Exercise: Can you write out all the lines word for word, with no pictures?

━━━ Exercise material

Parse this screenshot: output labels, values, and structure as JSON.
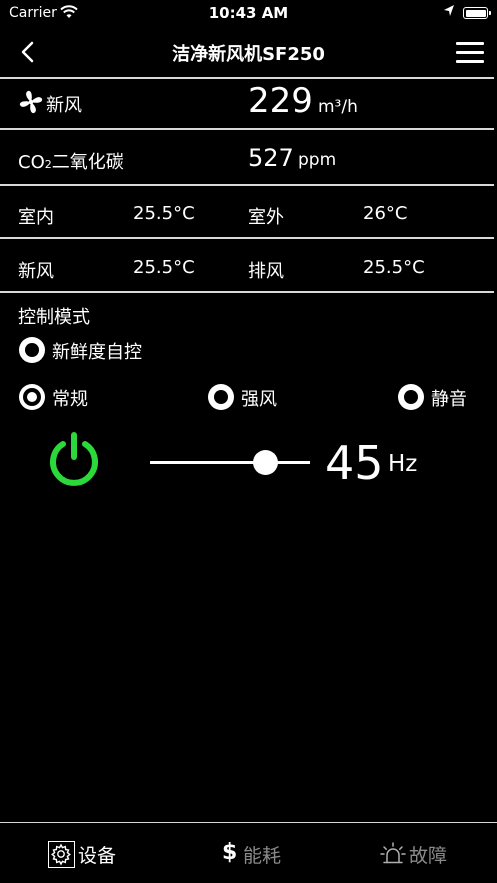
{
  "status_bar": {
    "carrier": "Carrier",
    "time": "10:43 AM"
  },
  "nav": {
    "title": "洁净新风机SF250"
  },
  "rows": {
    "fresh_air": {
      "label": "新风",
      "value": "229",
      "unit": "m³/h"
    },
    "co2": {
      "label_prefix": "CO",
      "label_sub": "2",
      "label_suffix": "二氧化碳",
      "value": "527",
      "unit": "ppm"
    },
    "temps1": {
      "label1": "室内",
      "value1": "25.5°C",
      "label2": "室外",
      "value2": "26°C"
    },
    "temps2": {
      "label1": "新风",
      "value1": "25.5°C",
      "label2": "排风",
      "value2": "25.5°C"
    }
  },
  "control": {
    "title": "控制模式",
    "auto_label": "新鲜度自控",
    "modes": [
      {
        "label": "常规",
        "selected": true
      },
      {
        "label": "强风",
        "selected": false
      },
      {
        "label": "静音",
        "selected": false
      }
    ]
  },
  "speed": {
    "value": "45",
    "unit": "Hz",
    "level": 0.72,
    "power_color": "#2bd93a"
  },
  "tabs": [
    {
      "label": "设备",
      "icon": "gear-icon",
      "active": true
    },
    {
      "label": "能耗",
      "icon": "dollar-icon",
      "active": false
    },
    {
      "label": "故障",
      "icon": "alarm-icon",
      "active": false
    }
  ]
}
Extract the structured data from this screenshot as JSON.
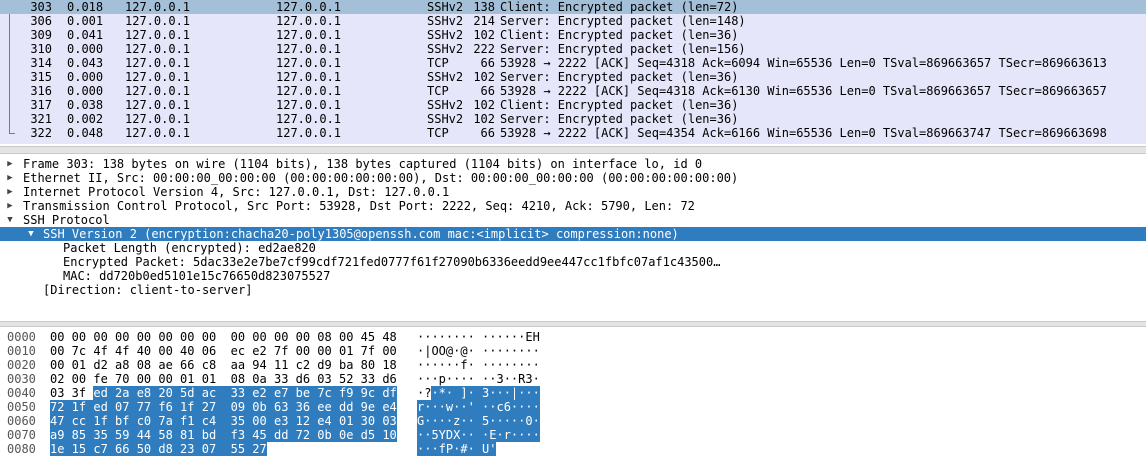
{
  "packets": [
    {
      "no": "303",
      "time": "0.018",
      "src": "127.0.0.1",
      "dst": "127.0.0.1",
      "proto": "SSHv2",
      "len": "138",
      "info": "Client: Encrypted packet (len=72)",
      "selected": true
    },
    {
      "no": "306",
      "time": "0.001",
      "src": "127.0.0.1",
      "dst": "127.0.0.1",
      "proto": "SSHv2",
      "len": "214",
      "info": "Server: Encrypted packet (len=148)"
    },
    {
      "no": "309",
      "time": "0.041",
      "src": "127.0.0.1",
      "dst": "127.0.0.1",
      "proto": "SSHv2",
      "len": "102",
      "info": "Client: Encrypted packet (len=36)"
    },
    {
      "no": "310",
      "time": "0.000",
      "src": "127.0.0.1",
      "dst": "127.0.0.1",
      "proto": "SSHv2",
      "len": "222",
      "info": "Server: Encrypted packet (len=156)"
    },
    {
      "no": "314",
      "time": "0.043",
      "src": "127.0.0.1",
      "dst": "127.0.0.1",
      "proto": "TCP",
      "len": "66",
      "info": "53928 → 2222 [ACK] Seq=4318 Ack=6094 Win=65536 Len=0 TSval=869663657 TSecr=869663613"
    },
    {
      "no": "315",
      "time": "0.000",
      "src": "127.0.0.1",
      "dst": "127.0.0.1",
      "proto": "SSHv2",
      "len": "102",
      "info": "Server: Encrypted packet (len=36)"
    },
    {
      "no": "316",
      "time": "0.000",
      "src": "127.0.0.1",
      "dst": "127.0.0.1",
      "proto": "TCP",
      "len": "66",
      "info": "53928 → 2222 [ACK] Seq=4318 Ack=6130 Win=65536 Len=0 TSval=869663657 TSecr=869663657"
    },
    {
      "no": "317",
      "time": "0.038",
      "src": "127.0.0.1",
      "dst": "127.0.0.1",
      "proto": "SSHv2",
      "len": "102",
      "info": "Client: Encrypted packet (len=36)"
    },
    {
      "no": "321",
      "time": "0.002",
      "src": "127.0.0.1",
      "dst": "127.0.0.1",
      "proto": "SSHv2",
      "len": "102",
      "info": "Server: Encrypted packet (len=36)"
    },
    {
      "no": "322",
      "time": "0.048",
      "src": "127.0.0.1",
      "dst": "127.0.0.1",
      "proto": "TCP",
      "len": "66",
      "info": "53928 → 2222 [ACK] Seq=4354 Ack=6166 Win=65536 Len=0 TSval=869663747 TSecr=869663698"
    }
  ],
  "details": [
    {
      "level": 0,
      "arrow": "collapsed",
      "text": "Frame 303: 138 bytes on wire (1104 bits), 138 bytes captured (1104 bits) on interface lo, id 0"
    },
    {
      "level": 0,
      "arrow": "collapsed",
      "text": "Ethernet II, Src: 00:00:00_00:00:00 (00:00:00:00:00:00), Dst: 00:00:00_00:00:00 (00:00:00:00:00:00)"
    },
    {
      "level": 0,
      "arrow": "collapsed",
      "text": "Internet Protocol Version 4, Src: 127.0.0.1, Dst: 127.0.0.1"
    },
    {
      "level": 0,
      "arrow": "collapsed",
      "text": "Transmission Control Protocol, Src Port: 53928, Dst Port: 2222, Seq: 4210, Ack: 5790, Len: 72"
    },
    {
      "level": 0,
      "arrow": "expanded",
      "text": "SSH Protocol"
    },
    {
      "level": 1,
      "arrow": "expanded",
      "text": "SSH Version 2 (encryption:chacha20-poly1305@openssh.com mac:<implicit> compression:none)",
      "selected": true
    },
    {
      "level": 2,
      "arrow": "none",
      "text": "Packet Length (encrypted): ed2ae820"
    },
    {
      "level": 2,
      "arrow": "none",
      "text": "Encrypted Packet: 5dac33e2e7be7cf99cdf721fed0777f61f27090b6336eedd9ee447cc1fbfc07af1c43500…"
    },
    {
      "level": 2,
      "arrow": "none",
      "text": "MAC: dd720b0ed5101e15c76650d823075527"
    },
    {
      "level": 1,
      "arrow": "none",
      "text": "[Direction: client-to-server]"
    }
  ],
  "hex": [
    {
      "offset": "0000",
      "bytes": "00 00 00 00 00 00 00 00  00 00 00 00 08 00 45 48",
      "ascii": "········ ······EH",
      "hl_from": -1
    },
    {
      "offset": "0010",
      "bytes": "00 7c 4f 4f 40 00 40 06  ec e2 7f 00 00 01 7f 00",
      "ascii": "·|OO@·@· ········",
      "hl_from": -1
    },
    {
      "offset": "0020",
      "bytes": "00 01 d2 a8 08 ae 66 c8  aa 94 11 c2 d9 ba 80 18",
      "ascii": "······f· ········",
      "hl_from": -1
    },
    {
      "offset": "0030",
      "bytes": "02 00 fe 70 00 00 01 01  08 0a 33 d6 03 52 33 d6",
      "ascii": "···p···· ··3··R3·",
      "hl_from": -1
    },
    {
      "offset": "0040",
      "bytes": "03 3f ed 2a e8 20 5d ac  33 e2 e7 be 7c f9 9c df",
      "ascii": "·?·*· ]· 3···|···",
      "hl_from": 2
    },
    {
      "offset": "0050",
      "bytes": "72 1f ed 07 77 f6 1f 27  09 0b 63 36 ee dd 9e e4",
      "ascii": "r···w··' ··c6····",
      "hl_from": 0
    },
    {
      "offset": "0060",
      "bytes": "47 cc 1f bf c0 7a f1 c4  35 00 e3 12 e4 01 30 03",
      "ascii": "G····z·· 5·····0·",
      "hl_from": 0
    },
    {
      "offset": "0070",
      "bytes": "a9 85 35 59 44 58 81 bd  f3 45 dd 72 0b 0e d5 10",
      "ascii": "··5YDX·· ·E·r····",
      "hl_from": 0
    },
    {
      "offset": "0080",
      "bytes": "1e 15 c7 66 50 d8 23 07  55 27",
      "ascii": "···fP·#· U'",
      "hl_from": 0
    }
  ]
}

━━━━━━

Answer:
Parse this screenshot: output labels, values, and structure as JSON.
{
  "status_bar": {
    "carrier": "Carrier",
    "time": "10:43 AM"
  },
  "nav": {
    "title": "洁净新风机SF250"
  },
  "rows": {
    "fresh_air": {
      "label": "新风",
      "value": "229",
      "unit": "m³/h"
    },
    "co2": {
      "label_prefix": "CO",
      "label_sub": "2",
      "label_suffix": "二氧化碳",
      "value": "527",
      "unit": "ppm"
    },
    "temps1": {
      "label1": "室内",
      "value1": "25.5°C",
      "label2": "室外",
      "value2": "26°C"
    },
    "temps2": {
      "label1": "新风",
      "value1": "25.5°C",
      "label2": "排风",
      "value2": "25.5°C"
    }
  },
  "control": {
    "title": "控制模式",
    "auto_label": "新鲜度自控",
    "modes": [
      {
        "label": "常规",
        "selected": true
      },
      {
        "label": "强风",
        "selected": false
      },
      {
        "label": "静音",
        "selected": false
      }
    ]
  },
  "speed": {
    "value": "45",
    "unit": "Hz",
    "level": 0.72,
    "power_color": "#2bd93a"
  },
  "tabs": [
    {
      "label": "设备",
      "icon": "gear-icon",
      "active": true
    },
    {
      "label": "能耗",
      "icon": "dollar-icon",
      "active": false
    },
    {
      "label": "故障",
      "icon": "alarm-icon",
      "active": false
    }
  ]
}
Extract the structured data from this screenshot as JSON.
{
  "packets": [
    {
      "no": "303",
      "time": "0.018",
      "src": "127.0.0.1",
      "dst": "127.0.0.1",
      "proto": "SSHv2",
      "len": "138",
      "info": "Client: Encrypted packet (len=72)",
      "selected": true
    },
    {
      "no": "306",
      "time": "0.001",
      "src": "127.0.0.1",
      "dst": "127.0.0.1",
      "proto": "SSHv2",
      "len": "214",
      "info": "Server: Encrypted packet (len=148)"
    },
    {
      "no": "309",
      "time": "0.041",
      "src": "127.0.0.1",
      "dst": "127.0.0.1",
      "proto": "SSHv2",
      "len": "102",
      "info": "Client: Encrypted packet (len=36)"
    },
    {
      "no": "310",
      "time": "0.000",
      "src": "127.0.0.1",
      "dst": "127.0.0.1",
      "proto": "SSHv2",
      "len": "222",
      "info": "Server: Encrypted packet (len=156)"
    },
    {
      "no": "314",
      "time": "0.043",
      "src": "127.0.0.1",
      "dst": "127.0.0.1",
      "proto": "TCP",
      "len": "66",
      "info": "53928 → 2222 [ACK] Seq=4318 Ack=6094 Win=65536 Len=0 TSval=869663657 TSecr=869663613"
    },
    {
      "no": "315",
      "time": "0.000",
      "src": "127.0.0.1",
      "dst": "127.0.0.1",
      "proto": "SSHv2",
      "len": "102",
      "info": "Server: Encrypted packet (len=36)"
    },
    {
      "no": "316",
      "time": "0.000",
      "src": "127.0.0.1",
      "dst": "127.0.0.1",
      "proto": "TCP",
      "len": "66",
      "info": "53928 → 2222 [ACK] Seq=4318 Ack=6130 Win=65536 Len=0 TSval=869663657 TSecr=869663657"
    },
    {
      "no": "317",
      "time": "0.038",
      "src": "127.0.0.1",
      "dst": "127.0.0.1",
      "proto": "SSHv2",
      "len": "102",
      "info": "Client: Encrypted packet (len=36)"
    },
    {
      "no": "321",
      "time": "0.002",
      "src": "127.0.0.1",
      "dst": "127.0.0.1",
      "proto": "SSHv2",
      "len": "102",
      "info": "Server: Encrypted packet (len=36)"
    },
    {
      "no": "322",
      "time": "0.048",
      "src": "127.0.0.1",
      "dst": "127.0.0.1",
      "proto": "TCP",
      "len": "66",
      "info": "53928 → 2222 [ACK] Seq=4354 Ack=6166 Win=65536 Len=0 TSval=869663747 TSecr=869663698"
    }
  ],
  "details": [
    {
      "level": 0,
      "arrow": "collapsed",
      "text": "Frame 303: 138 bytes on wire (1104 bits), 138 bytes captured (1104 bits) on interface lo, id 0"
    },
    {
      "level": 0,
      "arrow": "collapsed",
      "text": "Ethernet II, Src: 00:00:00_00:00:00 (00:00:00:00:00:00), Dst: 00:00:00_00:00:00 (00:00:00:00:00:00)"
    },
    {
      "level": 0,
      "arrow": "collapsed",
      "text": "Internet Protocol Version 4, Src: 127.0.0.1, Dst: 127.0.0.1"
    },
    {
      "level": 0,
      "arrow": "collapsed",
      "text": "Transmission Control Protocol, Src Port: 53928, Dst Port: 2222, Seq: 4210, Ack: 5790, Len: 72"
    },
    {
      "level": 0,
      "arrow": "expanded",
      "text": "SSH Protocol"
    },
    {
      "level": 1,
      "arrow": "expanded",
      "text": "SSH Version 2 (encryption:chacha20-poly1305@openssh.com mac:<implicit> compression:none)",
      "selected": true
    },
    {
      "level": 2,
      "arrow": "none",
      "text": "Packet Length (encrypted): ed2ae820"
    },
    {
      "level": 2,
      "arrow": "none",
      "text": "Encrypted Packet: 5dac33e2e7be7cf99cdf721fed0777f61f27090b6336eedd9ee447cc1fbfc07af1c43500…"
    },
    {
      "level": 2,
      "arrow": "none",
      "text": "MAC: dd720b0ed5101e15c76650d823075527"
    },
    {
      "level": 1,
      "arrow": "none",
      "text": "[Direction: client-to-server]"
    }
  ],
  "hex": [
    {
      "offset": "0000",
      "bytes": "00 00 00 00 00 00 00 00  00 00 00 00 08 00 45 48",
      "ascii": "········ ······EH",
      "hl_from": -1
    },
    {
      "offset": "0010",
      "bytes": "00 7c 4f 4f 40 00 40 06  ec e2 7f 00 00 01 7f 00",
      "ascii": "·|OO@·@· ········",
      "hl_from": -1
    },
    {
      "offset": "0020",
      "bytes": "00 01 d2 a8 08 ae 66 c8  aa 94 11 c2 d9 ba 80 18",
      "ascii": "······f· ········",
      "hl_from": -1
    },
    {
      "offset": "0030",
      "bytes": "02 00 fe 70 00 00 01 01  08 0a 33 d6 03 52 33 d6",
      "ascii": "···p···· ··3··R3·",
      "hl_from": -1
    },
    {
      "offset": "0040",
      "bytes": "03 3f ed 2a e8 20 5d ac  33 e2 e7 be 7c f9 9c df",
      "ascii": "·?·*· ]· 3···|···",
      "hl_from": 2
    },
    {
      "offset": "0050",
      "bytes": "72 1f ed 07 77 f6 1f 27  09 0b 63 36 ee dd 9e e4",
      "ascii": "r···w··' ··c6····",
      "hl_from": 0
    },
    {
      "offset": "0060",
      "bytes": "47 cc 1f bf c0 7a f1 c4  35 00 e3 12 e4 01 30 03",
      "ascii": "G····z·· 5·····0·",
      "hl_from": 0
    },
    {
      "offset": "0070",
      "bytes": "a9 85 35 59 44 58 81 bd  f3 45 dd 72 0b 0e d5 10",
      "ascii": "··5YDX·· ·E·r····",
      "hl_from": 0
    },
    {
      "offset": "0080",
      "bytes": "1e 15 c7 66 50 d8 23 07  55 27",
      "ascii": "···fP·#· U'",
      "hl_from": 0
    }
  ]
}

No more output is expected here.